• _Exercise prompt_: Your task is to copy every line of the records below that contains "Dávky".

• _Extracted information_:
-=-=-=-=-

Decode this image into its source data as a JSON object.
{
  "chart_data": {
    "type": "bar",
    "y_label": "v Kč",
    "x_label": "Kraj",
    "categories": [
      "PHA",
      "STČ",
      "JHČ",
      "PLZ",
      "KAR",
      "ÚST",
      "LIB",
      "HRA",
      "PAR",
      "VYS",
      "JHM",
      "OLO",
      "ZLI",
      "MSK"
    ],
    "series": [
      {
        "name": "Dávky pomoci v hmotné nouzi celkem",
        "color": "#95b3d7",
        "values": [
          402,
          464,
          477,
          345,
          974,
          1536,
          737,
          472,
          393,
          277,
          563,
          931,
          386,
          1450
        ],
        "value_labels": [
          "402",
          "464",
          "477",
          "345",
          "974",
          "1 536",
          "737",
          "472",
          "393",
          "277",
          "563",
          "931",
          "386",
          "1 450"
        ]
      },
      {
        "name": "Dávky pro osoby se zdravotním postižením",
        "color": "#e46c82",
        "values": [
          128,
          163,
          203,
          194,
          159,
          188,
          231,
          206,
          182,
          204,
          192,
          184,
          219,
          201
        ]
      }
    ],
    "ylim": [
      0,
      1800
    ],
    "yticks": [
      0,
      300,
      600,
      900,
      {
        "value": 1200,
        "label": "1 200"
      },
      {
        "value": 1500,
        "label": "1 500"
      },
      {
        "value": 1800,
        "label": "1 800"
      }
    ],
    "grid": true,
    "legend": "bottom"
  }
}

-=-=-=-=-

• _The answer_:
        "name": "Dávky pomoci v hmotné nouzi celkem",
        "name": "Dávky pro osoby se zdravotním postižením",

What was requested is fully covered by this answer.